Required work |
Copy the records below exactly, leaving out any pictures.

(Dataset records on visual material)
** Begin **

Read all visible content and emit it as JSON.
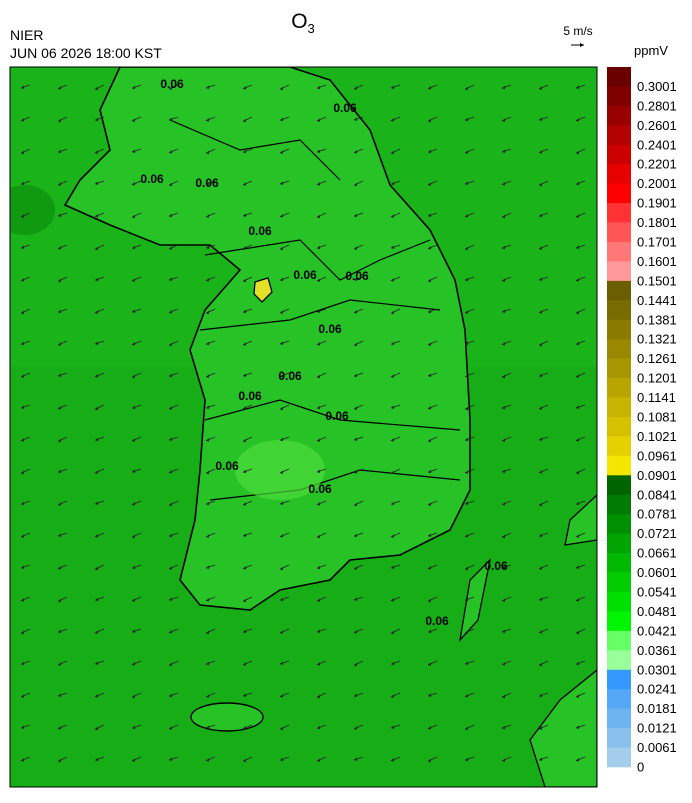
{
  "header": {
    "title_main": "O",
    "title_subscript": "3",
    "agency": "NIER",
    "datetime": "JUN 06 2026 18:00 KST",
    "wind_scale": "5 m/s",
    "unit": "ppmV"
  },
  "colorbar": {
    "labels": [
      0.3001,
      0.2801,
      0.2601,
      0.2401,
      0.2201,
      0.2001,
      0.1901,
      0.1801,
      0.1701,
      0.1601,
      0.1501,
      0.1441,
      0.1381,
      0.1321,
      0.1261,
      0.1201,
      0.1141,
      0.1081,
      0.1021,
      0.0961,
      0.0901,
      0.0841,
      0.0781,
      0.0721,
      0.0661,
      0.0601,
      0.0541,
      0.0481,
      0.0421,
      0.0361,
      0.0301,
      0.0241,
      0.0181,
      0.0121,
      0.0061,
      0
    ],
    "colors": [
      "#6b0000",
      "#800000",
      "#990000",
      "#b30000",
      "#cc0000",
      "#e60000",
      "#ff0000",
      "#ff3333",
      "#ff5555",
      "#ff7777",
      "#ff9999",
      "#6b5e00",
      "#7a6c00",
      "#8a7a00",
      "#998800",
      "#a89600",
      "#b8a500",
      "#c7b300",
      "#d6c100",
      "#e6d000",
      "#f5e600",
      "#006400",
      "#007a00",
      "#008f00",
      "#00a300",
      "#00b800",
      "#00cc00",
      "#00e000",
      "#00f500",
      "#66ff66",
      "#99ff99",
      "#3399ff",
      "#55a8f5",
      "#6db4f0",
      "#88c0ec",
      "#a3cdea"
    ]
  },
  "map": {
    "contour_labels": [
      "0.06",
      "0.06",
      "0.06",
      "0.06",
      "0.06",
      "0.06",
      "0.06",
      "0.06",
      "0.06",
      "0.06",
      "0.06",
      "0.06",
      "0.06",
      "0.06",
      "0.06"
    ]
  }
}
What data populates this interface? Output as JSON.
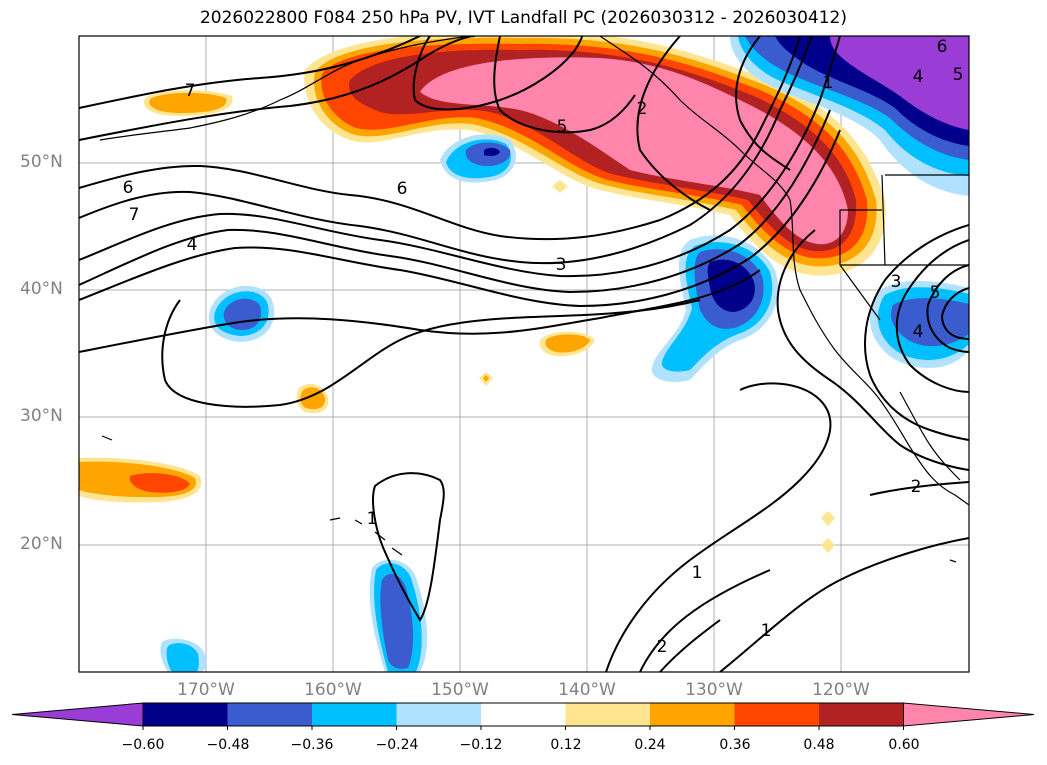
{
  "title": "2026022800 F084 250 hPa PV, IVT Landfall PC (2026030312 - 2026030412)",
  "lat_labels": [
    "50°N",
    "40°N",
    "30°N",
    "20°N"
  ],
  "lon_labels": [
    "170°W",
    "160°W",
    "150°W",
    "140°W",
    "130°W",
    "120°W"
  ],
  "contour_labels": [
    "7",
    "6",
    "7",
    "4",
    "6",
    "5",
    "2",
    "3",
    "1",
    "5",
    "4",
    "6",
    "5",
    "3",
    "4",
    "2",
    "1",
    "1",
    "2",
    "1"
  ],
  "colorbar": {
    "ticks": [
      "−0.60",
      "−0.48",
      "−0.36",
      "−0.24",
      "−0.12",
      "0.12",
      "0.24",
      "0.36",
      "0.48",
      "0.60"
    ],
    "colors": [
      "#9a3cd6",
      "#00008b",
      "#3a5ccf",
      "#00bfff",
      "#b0e2ff",
      "#ffffff",
      "#ffe58f",
      "#ffa500",
      "#ff4500",
      "#b22222",
      "#ff85ad"
    ]
  }
}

** End **

The reply |
Read all visible content and emit it as JSON.
{
  "header": {
    "title_main": "O",
    "title_subscript": "3",
    "agency": "NIER",
    "datetime": "JUN 06 2026 18:00 KST",
    "wind_scale": "5 m/s",
    "unit": "ppmV"
  },
  "colorbar": {
    "labels": [
      0.3001,
      0.2801,
      0.2601,
      0.2401,
      0.2201,
      0.2001,
      0.1901,
      0.1801,
      0.1701,
      0.1601,
      0.1501,
      0.1441,
      0.1381,
      0.1321,
      0.1261,
      0.1201,
      0.1141,
      0.1081,
      0.1021,
      0.0961,
      0.0901,
      0.0841,
      0.0781,
      0.0721,
      0.0661,
      0.0601,
      0.0541,
      0.0481,
      0.0421,
      0.0361,
      0.0301,
      0.0241,
      0.0181,
      0.0121,
      0.0061,
      0
    ],
    "colors": [
      "#6b0000",
      "#800000",
      "#990000",
      "#b30000",
      "#cc0000",
      "#e60000",
      "#ff0000",
      "#ff3333",
      "#ff5555",
      "#ff7777",
      "#ff9999",
      "#6b5e00",
      "#7a6c00",
      "#8a7a00",
      "#998800",
      "#a89600",
      "#b8a500",
      "#c7b300",
      "#d6c100",
      "#e6d000",
      "#f5e600",
      "#006400",
      "#007a00",
      "#008f00",
      "#00a300",
      "#00b800",
      "#00cc00",
      "#00e000",
      "#00f500",
      "#66ff66",
      "#99ff99",
      "#3399ff",
      "#55a8f5",
      "#6db4f0",
      "#88c0ec",
      "#a3cdea"
    ]
  },
  "map": {
    "contour_labels": [
      "0.06",
      "0.06",
      "0.06",
      "0.06",
      "0.06",
      "0.06",
      "0.06",
      "0.06",
      "0.06",
      "0.06",
      "0.06",
      "0.06",
      "0.06",
      "0.06",
      "0.06"
    ]
  }
}
What data populates this interface? Output as JSON.
{
  "title": "2026022800 F084 250 hPa PV, IVT Landfall PC (2026030312 - 2026030412)",
  "lat_labels": [
    "50°N",
    "40°N",
    "30°N",
    "20°N"
  ],
  "lon_labels": [
    "170°W",
    "160°W",
    "150°W",
    "140°W",
    "130°W",
    "120°W"
  ],
  "contour_labels": [
    "7",
    "6",
    "7",
    "4",
    "6",
    "5",
    "2",
    "3",
    "1",
    "5",
    "4",
    "6",
    "5",
    "3",
    "4",
    "2",
    "1",
    "1",
    "2",
    "1"
  ],
  "colorbar": {
    "ticks": [
      "−0.60",
      "−0.48",
      "−0.36",
      "−0.24",
      "−0.12",
      "0.12",
      "0.24",
      "0.36",
      "0.48",
      "0.60"
    ],
    "colors": [
      "#9a3cd6",
      "#00008b",
      "#3a5ccf",
      "#00bfff",
      "#b0e2ff",
      "#ffffff",
      "#ffe58f",
      "#ffa500",
      "#ff4500",
      "#b22222",
      "#ff85ad"
    ]
  }
}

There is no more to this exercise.